→ **GOAL**:
Set each entry down verbatim, omitting images.

→ **WORKING DATA**:

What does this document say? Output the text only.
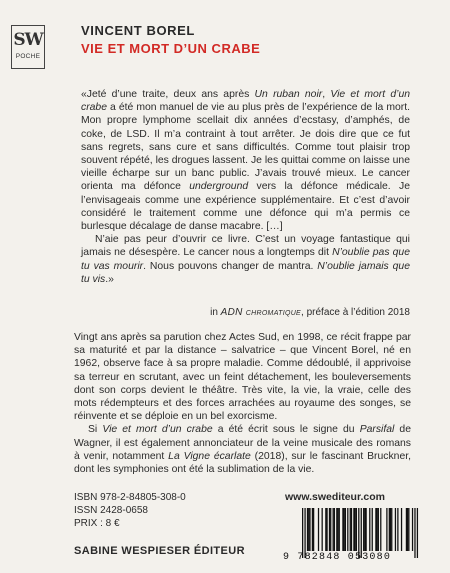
SW
POCHE
VINCENT BOREL
VIE ET MORT D’UN CRABE

«Jeté d’une traite, deux ans après Un ruban noir, Vie et mort d’un crabe a été mon manuel de vie au plus près de l’expérience de la mort. Mon propre lymphome scellait dix années d’ecstasy, d’amphés, de coke, de LSD. Il m’a contraint à tout arrêter. Je dois dire que ce fut sans regrets, sans cure et sans difficultés. Comme tout plaisir trop souvent répété, les drogues lassent. Je les quittai comme on laisse une vieille écharpe sur un banc public. J’avais trouvé mieux. Le cancer orienta ma défonce underground vers la défonce médicale. Je l’envisageais comme une expérience supplémentaire. Et c’est d’avoir considéré le traitement comme une défonce qui m’a permis ce burlesque décalage de danse macabre. […]

N’aie pas peur d’ouvrir ce livre. C’est un voyage fantastique qui jamais ne désespère. Le cancer nous a longtemps dit N’oublie pas que tu vas mourir. Nous pouvons changer de mantra. N’oublie jamais que tu vis.»

in ADN chromatique, préface à l’édition 2018

Vingt ans après sa parution chez Actes Sud, en 1998, ce récit frappe par sa maturité et par la distance – salvatrice – que Vincent Borel, né en 1962, observe face à sa propre maladie. Comme dédoublé, il apprivoise sa terreur en scrutant, avec un feint détachement, les bouleversements dont son corps devient le théâtre. Très vite, la vie, la vraie, celle des mots rédempteurs et des forces arrachées au royaume des songes, se réinvente et se déploie en un bel exorcisme.

Si Vie et mort d’un crabe a été écrit sous le signe du Parsifal de Wagner, il est également annonciateur de la veine musicale des romans à venir, notamment La Vigne écarlate (2018), sur le fascinant Bruckner, dont les symphonies ont été la sublimation de la vie.

ISBN 978-2-84805-308-0
ISSN 2428-0658
PRIX : 8 €
SABINE WESPIESER ÉDITEUR
www.swediteur.com
9 782848 053080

→ **EXERCISE OUTPUT**:
What does this document say? Output the text only.
SW
POCHE
VINCENT BOREL
VIE ET MORT D’UN CRABE

«Jeté d’une traite, deux ans après Un ruban noir, Vie et mort d’un crabe a été mon manuel de vie au plus près de l’expérience de la mort. Mon propre lymphome scellait dix années d’ecstasy, d’amphés, de coke, de LSD. Il m’a contraint à tout arrêter. Je dois dire que ce fut sans regrets, sans cure et sans difficultés. Comme tout plaisir trop souvent répété, les drogues lassent. Je les quittai comme on laisse une vieille écharpe sur un banc public. J’avais trouvé mieux. Le cancer orienta ma défonce underground vers la défonce médicale. Je l’envisageais comme une expérience supplémentaire. Et c’est d’avoir considéré le traitement comme une défonce qui m’a permis ce burlesque décalage de danse macabre. […]

N’aie pas peur d’ouvrir ce livre. C’est un voyage fantastique qui jamais ne désespère. Le cancer nous a longtemps dit N’oublie pas que tu vas mourir. Nous pouvons changer de mantra. N’oublie jamais que tu vis.»

in ADN chromatique, préface à l’édition 2018

Vingt ans après sa parution chez Actes Sud, en 1998, ce récit frappe par sa maturité et par la distance – salvatrice – que Vincent Borel, né en 1962, observe face à sa propre maladie. Comme dédoublé, il apprivoise sa terreur en scrutant, avec un feint détachement, les bouleversements dont son corps devient le théâtre. Très vite, la vie, la vraie, celle des mots rédempteurs et des forces arrachées au royaume des songes, se réinvente et se déploie en un bel exorcisme.

Si Vie et mort d’un crabe a été écrit sous le signe du Parsifal de Wagner, il est également annonciateur de la veine musicale des romans à venir, notamment La Vigne écarlate (2018), sur le fascinant Bruckner, dont les symphonies ont été la sublimation de la vie.

ISBN 978-2-84805-308-0
ISSN 2428-0658
PRIX : 8 €
SABINE WESPIESER ÉDITEUR
www.swediteur.com
9 782848 053080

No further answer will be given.